__OBJECTIVE__. Without the pictures, set down the records below word for word.

__GIVEN ENTRIES__.
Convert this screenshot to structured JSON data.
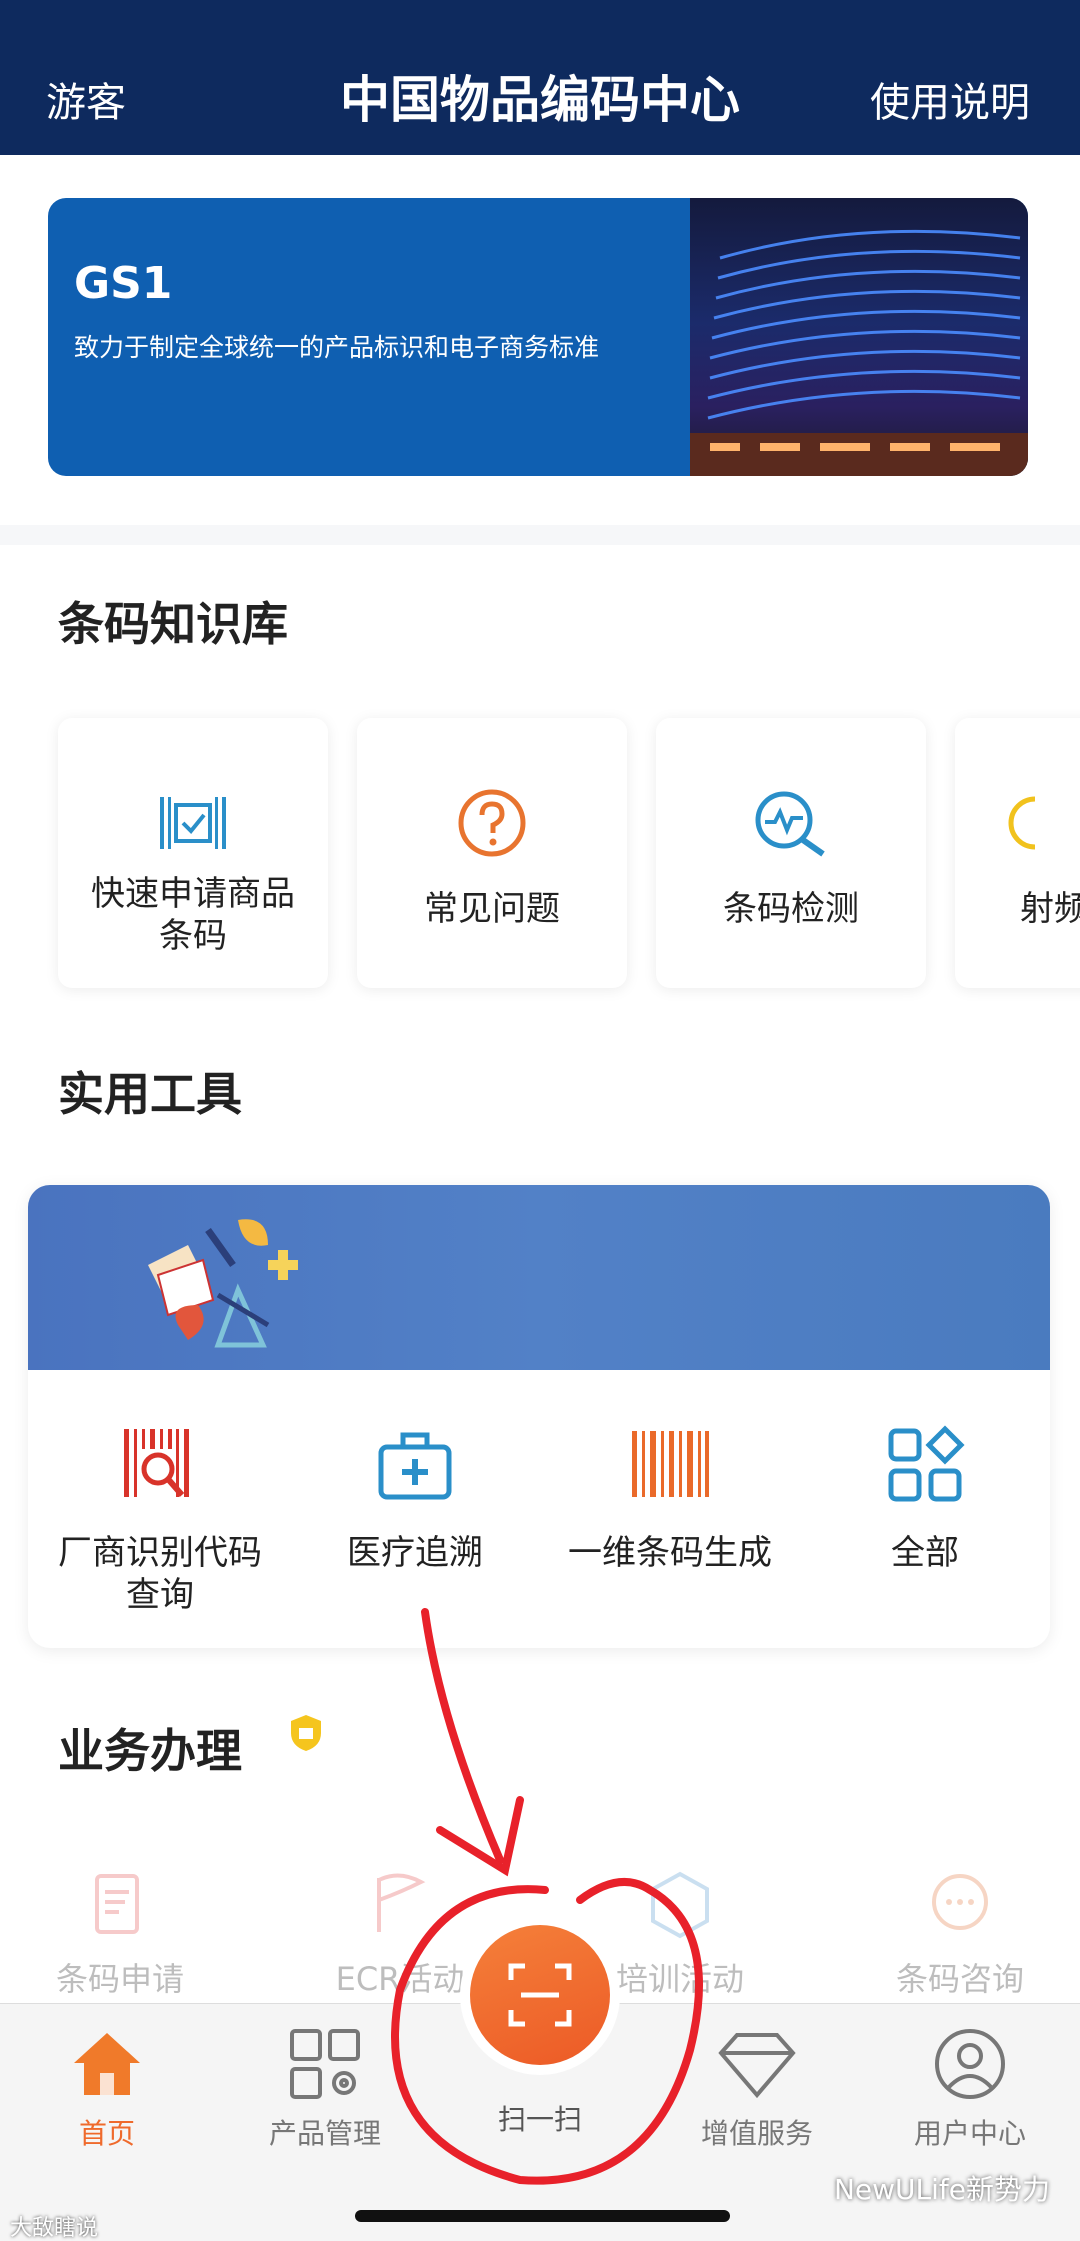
{
  "header": {
    "left": "游客",
    "title": "中国物品编码中心",
    "right": "使用说明"
  },
  "banner": {
    "brand": "GS1",
    "slogan": "致力于制定全球统一的产品标识和电子商务标准"
  },
  "knowledge": {
    "title": "条码知识库",
    "items": [
      {
        "label": "快速申请商品条码",
        "icon": "barcode-check-icon"
      },
      {
        "label": "常见问题",
        "icon": "question-icon"
      },
      {
        "label": "条码检测",
        "icon": "magnify-pulse-icon"
      },
      {
        "label": "射频",
        "icon": "rfid-icon"
      }
    ]
  },
  "tools": {
    "title": "实用工具",
    "items": [
      {
        "label": "厂商识别代码查询",
        "icon": "barcode-search-icon"
      },
      {
        "label": "医疗追溯",
        "icon": "medical-kit-icon"
      },
      {
        "label": "一维条码生成",
        "icon": "barcode-icon"
      },
      {
        "label": "全部",
        "icon": "grid-icon"
      }
    ]
  },
  "business": {
    "title": "业务办理",
    "items": [
      {
        "label": "条码申请"
      },
      {
        "label": "ECR活动"
      },
      {
        "label": "培训活动"
      },
      {
        "label": "条码咨询"
      }
    ]
  },
  "tabbar": {
    "items": [
      {
        "label": "首页",
        "active": true
      },
      {
        "label": "产品管理"
      },
      {
        "label": "扫一扫"
      },
      {
        "label": "增值服务"
      },
      {
        "label": "用户中心"
      }
    ]
  },
  "watermark": {
    "left": "大敌瞎说",
    "right": "NewULife新势力"
  },
  "colors": {
    "header": "#0e2a5e",
    "accent": "#ef6a2c",
    "banner": "#0f5fb1",
    "annotation": "#e8212a"
  }
}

__RESPONSE TO THIS TASK__.
Convert this screenshot to structured JSON data.
{
  "header": {
    "left": "游客",
    "title": "中国物品编码中心",
    "right": "使用说明"
  },
  "banner": {
    "brand": "GS1",
    "slogan": "致力于制定全球统一的产品标识和电子商务标准"
  },
  "knowledge": {
    "title": "条码知识库",
    "items": [
      {
        "label": "快速申请商品条码",
        "icon": "barcode-check-icon"
      },
      {
        "label": "常见问题",
        "icon": "question-icon"
      },
      {
        "label": "条码检测",
        "icon": "magnify-pulse-icon"
      },
      {
        "label": "射频",
        "icon": "rfid-icon"
      }
    ]
  },
  "tools": {
    "title": "实用工具",
    "items": [
      {
        "label": "厂商识别代码查询",
        "icon": "barcode-search-icon"
      },
      {
        "label": "医疗追溯",
        "icon": "medical-kit-icon"
      },
      {
        "label": "一维条码生成",
        "icon": "barcode-icon"
      },
      {
        "label": "全部",
        "icon": "grid-icon"
      }
    ]
  },
  "business": {
    "title": "业务办理",
    "items": [
      {
        "label": "条码申请"
      },
      {
        "label": "ECR活动"
      },
      {
        "label": "培训活动"
      },
      {
        "label": "条码咨询"
      }
    ]
  },
  "tabbar": {
    "items": [
      {
        "label": "首页",
        "active": true
      },
      {
        "label": "产品管理"
      },
      {
        "label": "扫一扫"
      },
      {
        "label": "增值服务"
      },
      {
        "label": "用户中心"
      }
    ]
  },
  "watermark": {
    "left": "大敌瞎说",
    "right": "NewULife新势力"
  },
  "colors": {
    "header": "#0e2a5e",
    "accent": "#ef6a2c",
    "banner": "#0f5fb1",
    "annotation": "#e8212a"
  }
}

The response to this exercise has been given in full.